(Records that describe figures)
>> BEGIN

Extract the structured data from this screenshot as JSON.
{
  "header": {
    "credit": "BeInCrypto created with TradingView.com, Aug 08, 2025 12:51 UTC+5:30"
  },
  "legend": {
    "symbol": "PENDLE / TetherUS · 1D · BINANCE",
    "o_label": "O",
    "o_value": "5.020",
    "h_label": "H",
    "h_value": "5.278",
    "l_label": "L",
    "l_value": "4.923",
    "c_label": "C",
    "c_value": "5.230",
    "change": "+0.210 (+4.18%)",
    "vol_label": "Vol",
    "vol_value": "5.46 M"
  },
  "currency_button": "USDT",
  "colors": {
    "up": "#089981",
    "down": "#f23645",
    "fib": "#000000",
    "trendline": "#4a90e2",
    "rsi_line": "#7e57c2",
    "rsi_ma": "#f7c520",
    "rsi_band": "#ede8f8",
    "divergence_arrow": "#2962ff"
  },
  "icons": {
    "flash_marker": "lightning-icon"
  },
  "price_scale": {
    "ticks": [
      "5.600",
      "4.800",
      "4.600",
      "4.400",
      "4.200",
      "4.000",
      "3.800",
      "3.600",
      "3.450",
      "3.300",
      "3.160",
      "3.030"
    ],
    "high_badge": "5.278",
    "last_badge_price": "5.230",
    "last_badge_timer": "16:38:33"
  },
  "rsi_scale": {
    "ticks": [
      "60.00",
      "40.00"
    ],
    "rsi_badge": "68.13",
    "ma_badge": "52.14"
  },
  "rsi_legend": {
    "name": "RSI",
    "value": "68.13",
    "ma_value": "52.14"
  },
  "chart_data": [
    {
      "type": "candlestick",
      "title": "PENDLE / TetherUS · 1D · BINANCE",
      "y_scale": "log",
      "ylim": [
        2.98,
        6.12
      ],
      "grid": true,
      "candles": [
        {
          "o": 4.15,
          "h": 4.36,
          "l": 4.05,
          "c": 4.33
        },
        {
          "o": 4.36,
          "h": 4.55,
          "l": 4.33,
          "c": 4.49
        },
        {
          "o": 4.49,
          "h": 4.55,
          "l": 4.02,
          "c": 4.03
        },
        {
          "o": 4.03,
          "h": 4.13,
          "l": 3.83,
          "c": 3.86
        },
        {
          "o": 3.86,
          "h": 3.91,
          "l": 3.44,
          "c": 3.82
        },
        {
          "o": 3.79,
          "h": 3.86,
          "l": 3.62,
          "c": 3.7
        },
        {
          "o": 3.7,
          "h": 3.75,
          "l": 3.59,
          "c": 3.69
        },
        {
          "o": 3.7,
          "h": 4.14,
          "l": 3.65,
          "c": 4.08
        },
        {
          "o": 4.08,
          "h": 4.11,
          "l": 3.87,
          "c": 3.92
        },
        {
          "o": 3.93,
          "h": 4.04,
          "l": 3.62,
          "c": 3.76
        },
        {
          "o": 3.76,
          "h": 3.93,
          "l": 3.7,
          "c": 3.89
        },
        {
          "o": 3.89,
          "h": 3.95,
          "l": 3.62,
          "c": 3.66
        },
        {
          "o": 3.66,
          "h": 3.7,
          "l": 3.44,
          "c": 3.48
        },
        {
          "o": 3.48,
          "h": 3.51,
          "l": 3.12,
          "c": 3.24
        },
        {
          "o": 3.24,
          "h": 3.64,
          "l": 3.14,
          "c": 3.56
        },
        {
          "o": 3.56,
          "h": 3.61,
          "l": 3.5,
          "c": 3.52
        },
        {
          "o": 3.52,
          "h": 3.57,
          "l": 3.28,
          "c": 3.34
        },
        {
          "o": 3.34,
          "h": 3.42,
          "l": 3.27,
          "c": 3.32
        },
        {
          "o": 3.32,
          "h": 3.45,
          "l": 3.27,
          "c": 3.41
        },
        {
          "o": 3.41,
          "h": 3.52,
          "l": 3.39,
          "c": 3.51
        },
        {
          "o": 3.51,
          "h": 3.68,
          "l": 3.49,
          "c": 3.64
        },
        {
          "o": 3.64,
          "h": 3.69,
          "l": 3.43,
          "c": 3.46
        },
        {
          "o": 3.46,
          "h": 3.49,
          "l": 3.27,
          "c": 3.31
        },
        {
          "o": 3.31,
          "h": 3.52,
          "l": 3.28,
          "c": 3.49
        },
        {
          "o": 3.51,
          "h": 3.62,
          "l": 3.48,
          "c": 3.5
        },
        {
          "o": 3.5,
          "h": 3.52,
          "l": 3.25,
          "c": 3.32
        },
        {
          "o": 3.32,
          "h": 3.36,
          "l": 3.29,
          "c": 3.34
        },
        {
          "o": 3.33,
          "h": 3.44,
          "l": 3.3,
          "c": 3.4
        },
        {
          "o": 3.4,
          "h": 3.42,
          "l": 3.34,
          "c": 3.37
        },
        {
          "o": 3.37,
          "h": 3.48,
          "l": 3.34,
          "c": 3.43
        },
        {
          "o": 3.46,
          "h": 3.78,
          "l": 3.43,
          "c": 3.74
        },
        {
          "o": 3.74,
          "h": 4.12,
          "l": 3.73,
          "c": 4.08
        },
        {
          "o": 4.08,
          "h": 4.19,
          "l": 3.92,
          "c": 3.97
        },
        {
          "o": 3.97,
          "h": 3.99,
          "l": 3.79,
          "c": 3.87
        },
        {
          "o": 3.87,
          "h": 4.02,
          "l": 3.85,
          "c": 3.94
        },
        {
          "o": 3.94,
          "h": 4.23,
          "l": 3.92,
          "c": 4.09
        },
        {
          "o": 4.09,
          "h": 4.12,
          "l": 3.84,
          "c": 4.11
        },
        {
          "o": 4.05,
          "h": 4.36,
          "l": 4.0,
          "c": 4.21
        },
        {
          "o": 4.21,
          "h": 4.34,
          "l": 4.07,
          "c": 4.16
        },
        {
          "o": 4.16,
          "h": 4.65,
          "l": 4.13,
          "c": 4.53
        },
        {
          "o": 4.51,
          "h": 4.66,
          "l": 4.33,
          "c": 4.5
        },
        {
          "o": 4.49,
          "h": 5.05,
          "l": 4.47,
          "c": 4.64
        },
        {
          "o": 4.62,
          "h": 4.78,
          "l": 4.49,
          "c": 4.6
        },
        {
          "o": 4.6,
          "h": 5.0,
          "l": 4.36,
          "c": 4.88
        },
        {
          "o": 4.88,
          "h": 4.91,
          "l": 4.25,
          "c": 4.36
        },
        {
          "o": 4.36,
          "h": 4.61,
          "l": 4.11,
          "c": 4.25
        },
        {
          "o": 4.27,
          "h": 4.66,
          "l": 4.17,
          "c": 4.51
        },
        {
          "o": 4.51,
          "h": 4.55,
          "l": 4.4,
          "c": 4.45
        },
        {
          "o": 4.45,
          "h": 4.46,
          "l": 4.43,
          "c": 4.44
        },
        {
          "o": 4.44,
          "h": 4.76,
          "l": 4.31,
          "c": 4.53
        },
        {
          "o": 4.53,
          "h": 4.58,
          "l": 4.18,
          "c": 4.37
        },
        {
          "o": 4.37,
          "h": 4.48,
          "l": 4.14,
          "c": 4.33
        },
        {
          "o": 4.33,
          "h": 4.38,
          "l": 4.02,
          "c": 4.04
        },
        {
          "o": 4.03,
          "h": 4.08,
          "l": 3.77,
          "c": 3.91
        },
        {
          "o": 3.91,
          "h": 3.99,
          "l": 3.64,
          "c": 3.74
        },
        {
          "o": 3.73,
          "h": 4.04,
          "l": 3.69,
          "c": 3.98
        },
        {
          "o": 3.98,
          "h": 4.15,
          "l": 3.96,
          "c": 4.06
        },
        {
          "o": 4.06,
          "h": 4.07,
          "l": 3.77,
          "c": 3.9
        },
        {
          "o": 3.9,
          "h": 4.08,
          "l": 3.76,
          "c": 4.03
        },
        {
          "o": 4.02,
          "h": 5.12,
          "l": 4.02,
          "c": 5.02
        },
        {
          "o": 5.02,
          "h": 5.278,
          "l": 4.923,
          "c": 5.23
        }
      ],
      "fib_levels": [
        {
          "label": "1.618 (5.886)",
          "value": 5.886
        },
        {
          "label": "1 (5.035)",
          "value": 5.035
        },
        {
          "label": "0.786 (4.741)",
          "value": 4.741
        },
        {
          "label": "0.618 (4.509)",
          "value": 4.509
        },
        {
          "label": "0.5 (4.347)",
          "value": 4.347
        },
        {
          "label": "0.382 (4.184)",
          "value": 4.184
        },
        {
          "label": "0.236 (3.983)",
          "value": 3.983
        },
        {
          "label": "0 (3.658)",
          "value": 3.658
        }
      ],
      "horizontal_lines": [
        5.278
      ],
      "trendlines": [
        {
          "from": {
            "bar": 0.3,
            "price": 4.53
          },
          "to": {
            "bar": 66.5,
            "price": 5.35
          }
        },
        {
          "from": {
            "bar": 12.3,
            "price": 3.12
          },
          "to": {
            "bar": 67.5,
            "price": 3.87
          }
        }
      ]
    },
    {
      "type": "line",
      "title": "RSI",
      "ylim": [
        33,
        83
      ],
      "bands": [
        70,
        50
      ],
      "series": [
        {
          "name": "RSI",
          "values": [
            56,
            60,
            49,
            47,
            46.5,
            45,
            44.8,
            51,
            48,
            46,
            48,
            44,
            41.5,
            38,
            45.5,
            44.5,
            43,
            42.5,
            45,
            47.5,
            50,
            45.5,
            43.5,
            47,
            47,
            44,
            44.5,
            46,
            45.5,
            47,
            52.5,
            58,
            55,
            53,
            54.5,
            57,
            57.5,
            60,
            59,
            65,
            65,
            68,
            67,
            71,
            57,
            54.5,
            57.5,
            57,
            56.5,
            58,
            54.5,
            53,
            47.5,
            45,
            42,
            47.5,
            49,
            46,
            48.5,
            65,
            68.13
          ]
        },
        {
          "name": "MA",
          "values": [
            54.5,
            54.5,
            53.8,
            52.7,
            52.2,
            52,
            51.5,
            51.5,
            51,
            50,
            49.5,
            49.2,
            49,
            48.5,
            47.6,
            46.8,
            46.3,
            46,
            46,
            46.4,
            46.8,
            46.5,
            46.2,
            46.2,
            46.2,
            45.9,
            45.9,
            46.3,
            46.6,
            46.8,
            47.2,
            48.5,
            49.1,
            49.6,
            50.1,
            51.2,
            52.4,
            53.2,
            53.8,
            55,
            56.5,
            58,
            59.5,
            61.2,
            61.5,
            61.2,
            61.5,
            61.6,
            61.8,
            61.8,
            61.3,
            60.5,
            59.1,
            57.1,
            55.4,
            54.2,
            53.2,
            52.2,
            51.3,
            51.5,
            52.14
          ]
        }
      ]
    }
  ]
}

>> END

Copy out each line of the records that holds the string "title".

Answer for this exercise
      "title": "PENDLE / TetherUS · 1D · BINANCE",
      "title": "RSI",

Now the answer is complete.